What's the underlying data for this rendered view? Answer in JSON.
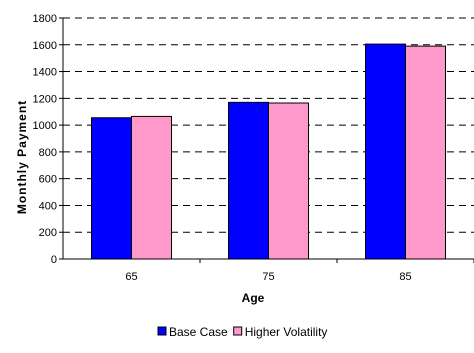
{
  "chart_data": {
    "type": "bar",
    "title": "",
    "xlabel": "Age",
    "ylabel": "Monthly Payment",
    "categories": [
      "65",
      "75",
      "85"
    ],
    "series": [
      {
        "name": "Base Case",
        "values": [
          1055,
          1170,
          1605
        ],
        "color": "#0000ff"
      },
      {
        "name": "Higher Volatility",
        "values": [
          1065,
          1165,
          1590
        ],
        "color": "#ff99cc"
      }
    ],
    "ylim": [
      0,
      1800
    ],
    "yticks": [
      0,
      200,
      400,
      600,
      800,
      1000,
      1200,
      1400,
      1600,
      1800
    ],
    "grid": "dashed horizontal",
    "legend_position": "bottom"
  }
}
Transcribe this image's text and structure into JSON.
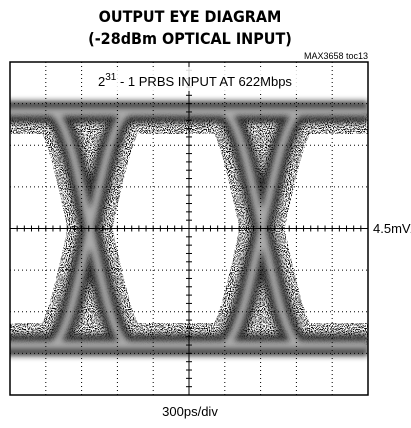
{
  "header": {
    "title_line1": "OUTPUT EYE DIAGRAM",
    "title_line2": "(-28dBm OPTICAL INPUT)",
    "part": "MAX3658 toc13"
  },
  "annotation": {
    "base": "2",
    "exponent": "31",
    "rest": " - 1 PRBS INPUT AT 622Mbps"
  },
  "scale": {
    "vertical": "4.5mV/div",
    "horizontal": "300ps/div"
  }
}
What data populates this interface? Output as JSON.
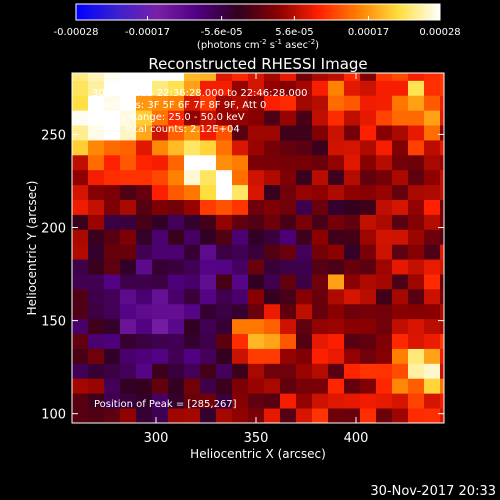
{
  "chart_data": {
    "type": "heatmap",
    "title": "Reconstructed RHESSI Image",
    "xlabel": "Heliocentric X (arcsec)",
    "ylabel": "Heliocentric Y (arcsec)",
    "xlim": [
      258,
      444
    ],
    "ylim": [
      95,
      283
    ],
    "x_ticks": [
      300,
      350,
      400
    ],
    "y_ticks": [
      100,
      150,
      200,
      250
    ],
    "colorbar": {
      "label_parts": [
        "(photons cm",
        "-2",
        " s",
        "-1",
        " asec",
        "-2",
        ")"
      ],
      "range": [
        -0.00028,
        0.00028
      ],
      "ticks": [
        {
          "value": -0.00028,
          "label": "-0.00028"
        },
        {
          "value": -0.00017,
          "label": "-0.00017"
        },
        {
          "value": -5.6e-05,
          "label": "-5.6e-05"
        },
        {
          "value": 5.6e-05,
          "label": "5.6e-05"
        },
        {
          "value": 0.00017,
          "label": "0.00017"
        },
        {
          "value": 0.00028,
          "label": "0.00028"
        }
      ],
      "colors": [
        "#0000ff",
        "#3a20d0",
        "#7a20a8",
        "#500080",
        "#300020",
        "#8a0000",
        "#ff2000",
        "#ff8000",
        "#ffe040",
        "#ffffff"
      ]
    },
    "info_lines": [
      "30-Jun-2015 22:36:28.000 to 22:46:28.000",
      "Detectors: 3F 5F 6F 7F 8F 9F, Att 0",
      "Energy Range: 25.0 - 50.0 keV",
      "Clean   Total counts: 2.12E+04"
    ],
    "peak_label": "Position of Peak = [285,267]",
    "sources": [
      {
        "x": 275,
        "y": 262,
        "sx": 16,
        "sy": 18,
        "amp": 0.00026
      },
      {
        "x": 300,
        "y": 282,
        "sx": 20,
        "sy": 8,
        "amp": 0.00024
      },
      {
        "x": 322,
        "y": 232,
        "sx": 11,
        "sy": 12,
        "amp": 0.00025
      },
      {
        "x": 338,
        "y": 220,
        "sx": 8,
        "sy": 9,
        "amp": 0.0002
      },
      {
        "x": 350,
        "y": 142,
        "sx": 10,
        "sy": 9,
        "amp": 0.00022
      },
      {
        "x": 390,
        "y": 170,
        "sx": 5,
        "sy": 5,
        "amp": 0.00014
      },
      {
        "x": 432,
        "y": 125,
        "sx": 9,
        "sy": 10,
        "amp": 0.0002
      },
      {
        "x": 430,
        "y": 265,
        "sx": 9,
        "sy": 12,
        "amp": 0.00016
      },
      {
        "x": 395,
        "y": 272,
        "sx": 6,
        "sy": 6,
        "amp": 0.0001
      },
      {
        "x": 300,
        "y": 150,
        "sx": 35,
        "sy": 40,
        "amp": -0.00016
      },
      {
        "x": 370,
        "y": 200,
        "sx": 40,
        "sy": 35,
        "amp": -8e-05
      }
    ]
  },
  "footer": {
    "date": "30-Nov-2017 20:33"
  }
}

# # #

• [REQUIRED TASK] Filter the entries down to the lines containing "Heliocentric". Copy each of those lines.

• [SOLVED PROBLEM]
    "xlabel": "Heliocentric X (arcsec)",
    "ylabel": "Heliocentric Y (arcsec)",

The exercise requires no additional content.